--- Start ---

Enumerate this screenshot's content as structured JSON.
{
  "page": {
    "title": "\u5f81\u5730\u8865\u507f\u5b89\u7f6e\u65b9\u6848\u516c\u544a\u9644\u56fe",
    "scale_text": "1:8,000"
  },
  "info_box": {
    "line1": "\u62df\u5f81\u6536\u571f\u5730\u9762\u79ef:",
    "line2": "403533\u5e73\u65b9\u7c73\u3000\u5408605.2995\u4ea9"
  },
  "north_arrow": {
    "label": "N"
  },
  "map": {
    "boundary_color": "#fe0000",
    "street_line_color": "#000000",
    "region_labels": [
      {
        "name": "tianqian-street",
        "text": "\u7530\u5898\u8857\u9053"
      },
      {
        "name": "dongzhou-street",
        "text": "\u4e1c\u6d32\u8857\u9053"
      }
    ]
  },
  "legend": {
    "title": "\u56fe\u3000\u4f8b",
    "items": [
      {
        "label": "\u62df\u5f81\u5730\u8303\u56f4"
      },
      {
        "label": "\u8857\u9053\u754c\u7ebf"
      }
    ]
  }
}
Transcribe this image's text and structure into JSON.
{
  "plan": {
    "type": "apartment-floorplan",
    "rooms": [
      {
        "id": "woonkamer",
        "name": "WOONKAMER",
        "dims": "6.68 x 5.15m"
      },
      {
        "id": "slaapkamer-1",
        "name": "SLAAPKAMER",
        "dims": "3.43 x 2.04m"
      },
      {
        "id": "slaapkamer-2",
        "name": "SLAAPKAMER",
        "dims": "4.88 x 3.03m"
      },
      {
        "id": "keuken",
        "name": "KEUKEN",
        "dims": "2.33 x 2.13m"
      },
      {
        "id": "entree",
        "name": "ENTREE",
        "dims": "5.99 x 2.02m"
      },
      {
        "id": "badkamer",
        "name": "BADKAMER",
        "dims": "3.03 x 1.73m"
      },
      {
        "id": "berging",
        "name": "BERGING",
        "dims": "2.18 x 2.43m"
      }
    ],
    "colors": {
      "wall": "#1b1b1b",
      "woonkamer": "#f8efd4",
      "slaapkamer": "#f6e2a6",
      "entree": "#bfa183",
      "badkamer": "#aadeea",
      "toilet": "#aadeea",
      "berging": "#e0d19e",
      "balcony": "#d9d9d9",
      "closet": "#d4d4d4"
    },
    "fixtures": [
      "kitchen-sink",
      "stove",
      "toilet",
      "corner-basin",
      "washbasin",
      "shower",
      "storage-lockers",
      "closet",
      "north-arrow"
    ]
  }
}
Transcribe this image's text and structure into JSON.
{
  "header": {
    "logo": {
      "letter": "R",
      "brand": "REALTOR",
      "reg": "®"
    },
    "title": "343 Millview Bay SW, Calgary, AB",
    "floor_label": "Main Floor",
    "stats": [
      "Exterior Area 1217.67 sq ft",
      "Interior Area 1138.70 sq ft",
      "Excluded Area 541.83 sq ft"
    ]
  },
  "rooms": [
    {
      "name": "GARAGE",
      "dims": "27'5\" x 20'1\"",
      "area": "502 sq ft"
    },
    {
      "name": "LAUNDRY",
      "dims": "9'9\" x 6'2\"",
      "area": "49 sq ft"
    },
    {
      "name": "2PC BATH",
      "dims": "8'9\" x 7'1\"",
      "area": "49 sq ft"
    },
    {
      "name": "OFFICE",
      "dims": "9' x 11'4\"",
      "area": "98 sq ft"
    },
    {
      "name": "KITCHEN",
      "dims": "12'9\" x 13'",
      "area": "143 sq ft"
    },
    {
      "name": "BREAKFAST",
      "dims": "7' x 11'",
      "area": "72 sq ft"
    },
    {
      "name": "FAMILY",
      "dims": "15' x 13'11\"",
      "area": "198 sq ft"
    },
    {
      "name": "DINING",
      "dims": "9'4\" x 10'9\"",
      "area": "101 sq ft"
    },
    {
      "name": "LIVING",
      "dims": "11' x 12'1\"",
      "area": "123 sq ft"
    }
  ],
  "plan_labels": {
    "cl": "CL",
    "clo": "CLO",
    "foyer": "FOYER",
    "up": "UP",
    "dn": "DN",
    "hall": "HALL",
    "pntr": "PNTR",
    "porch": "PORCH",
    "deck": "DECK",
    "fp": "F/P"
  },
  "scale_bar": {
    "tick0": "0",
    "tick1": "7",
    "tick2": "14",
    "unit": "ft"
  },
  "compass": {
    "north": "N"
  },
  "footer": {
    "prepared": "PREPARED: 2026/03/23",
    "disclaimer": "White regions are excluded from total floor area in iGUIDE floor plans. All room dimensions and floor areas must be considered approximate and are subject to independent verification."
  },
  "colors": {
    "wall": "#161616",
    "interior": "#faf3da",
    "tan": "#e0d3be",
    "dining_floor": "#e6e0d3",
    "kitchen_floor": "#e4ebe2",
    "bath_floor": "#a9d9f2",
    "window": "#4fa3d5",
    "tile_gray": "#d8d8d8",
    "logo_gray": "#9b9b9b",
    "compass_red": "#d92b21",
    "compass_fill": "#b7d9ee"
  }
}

--- End ---

Restate the whole listing exactly.

Enumerate this screenshot's content as structured JSON.
{
  "page": {
    "title": "\u5f81\u5730\u8865\u507f\u5b89\u7f6e\u65b9\u6848\u516c\u544a\u9644\u56fe",
    "scale_text": "1:8,000"
  },
  "info_box": {
    "line1": "\u62df\u5f81\u6536\u571f\u5730\u9762\u79ef:",
    "line2": "403533\u5e73\u65b9\u7c73\u3000\u5408605.2995\u4ea9"
  },
  "north_arrow": {
    "label": "N"
  },
  "map": {
    "boundary_color": "#fe0000",
    "street_line_color": "#000000",
    "region_labels": [
      {
        "name": "tianqian-street",
        "text": "\u7530\u5898\u8857\u9053"
      },
      {
        "name": "dongzhou-street",
        "text": "\u4e1c\u6d32\u8857\u9053"
      }
    ]
  },
  "legend": {
    "title": "\u56fe\u3000\u4f8b",
    "items": [
      {
        "label": "\u62df\u5f81\u5730\u8303\u56f4"
      },
      {
        "label": "\u8857\u9053\u754c\u7ebf"
      }
    ]
  }
}
Transcribe this image's text and structure into JSON.
{
  "plan": {
    "type": "apartment-floorplan",
    "rooms": [
      {
        "id": "woonkamer",
        "name": "WOONKAMER",
        "dims": "6.68 x 5.15m"
      },
      {
        "id": "slaapkamer-1",
        "name": "SLAAPKAMER",
        "dims": "3.43 x 2.04m"
      },
      {
        "id": "slaapkamer-2",
        "name": "SLAAPKAMER",
        "dims": "4.88 x 3.03m"
      },
      {
        "id": "keuken",
        "name": "KEUKEN",
        "dims": "2.33 x 2.13m"
      },
      {
        "id": "entree",
        "name": "ENTREE",
        "dims": "5.99 x 2.02m"
      },
      {
        "id": "badkamer",
        "name": "BADKAMER",
        "dims": "3.03 x 1.73m"
      },
      {
        "id": "berging",
        "name": "BERGING",
        "dims": "2.18 x 2.43m"
      }
    ],
    "colors": {
      "wall": "#1b1b1b",
      "woonkamer": "#f8efd4",
      "slaapkamer": "#f6e2a6",
      "entree": "#bfa183",
      "badkamer": "#aadeea",
      "toilet": "#aadeea",
      "berging": "#e0d19e",
      "balcony": "#d9d9d9",
      "closet": "#d4d4d4"
    },
    "fixtures": [
      "kitchen-sink",
      "stove",
      "toilet",
      "corner-basin",
      "washbasin",
      "shower",
      "storage-lockers",
      "closet",
      "north-arrow"
    ]
  }
}
Transcribe this image's text and structure into JSON.
{
  "header": {
    "logo": {
      "letter": "R",
      "brand": "REALTOR",
      "reg": "®"
    },
    "title": "343 Millview Bay SW, Calgary, AB",
    "floor_label": "Main Floor",
    "stats": [
      "Exterior Area 1217.67 sq ft",
      "Interior Area 1138.70 sq ft",
      "Excluded Area 541.83 sq ft"
    ]
  },
  "rooms": [
    {
      "name": "GARAGE",
      "dims": "27'5\" x 20'1\"",
      "area": "502 sq ft"
    },
    {
      "name": "LAUNDRY",
      "dims": "9'9\" x 6'2\"",
      "area": "49 sq ft"
    },
    {
      "name": "2PC BATH",
      "dims": "8'9\" x 7'1\"",
      "area": "49 sq ft"
    },
    {
      "name": "OFFICE",
      "dims": "9' x 11'4\"",
      "area": "98 sq ft"
    },
    {
      "name": "KITCHEN",
      "dims": "12'9\" x 13'",
      "area": "143 sq ft"
    },
    {
      "name": "BREAKFAST",
      "dims": "7' x 11'",
      "area": "72 sq ft"
    },
    {
      "name": "FAMILY",
      "dims": "15' x 13'11\"",
      "area": "198 sq ft"
    },
    {
      "name": "DINING",
      "dims": "9'4\" x 10'9\"",
      "area": "101 sq ft"
    },
    {
      "name": "LIVING",
      "dims": "11' x 12'1\"",
      "area": "123 sq ft"
    }
  ],
  "plan_labels": {
    "cl": "CL",
    "clo": "CLO",
    "foyer": "FOYER",
    "up": "UP",
    "dn": "DN",
    "hall": "HALL",
    "pntr": "PNTR",
    "porch": "PORCH",
    "deck": "DECK",
    "fp": "F/P"
  },
  "scale_bar": {
    "tick0": "0",
    "tick1": "7",
    "tick2": "14",
    "unit": "ft"
  },
  "compass": {
    "north": "N"
  },
  "footer": {
    "prepared": "PREPARED: 2026/03/23",
    "disclaimer": "White regions are excluded from total floor area in iGUIDE floor plans. All room dimensions and floor areas must be considered approximate and are subject to independent verification."
  },
  "colors": {
    "wall": "#161616",
    "interior": "#faf3da",
    "tan": "#e0d3be",
    "dining_floor": "#e6e0d3",
    "kitchen_floor": "#e4ebe2",
    "bath_floor": "#a9d9f2",
    "window": "#4fa3d5",
    "tile_gray": "#d8d8d8",
    "logo_gray": "#9b9b9b",
    "compass_red": "#d92b21",
    "compass_fill": "#b7d9ee"
  }
}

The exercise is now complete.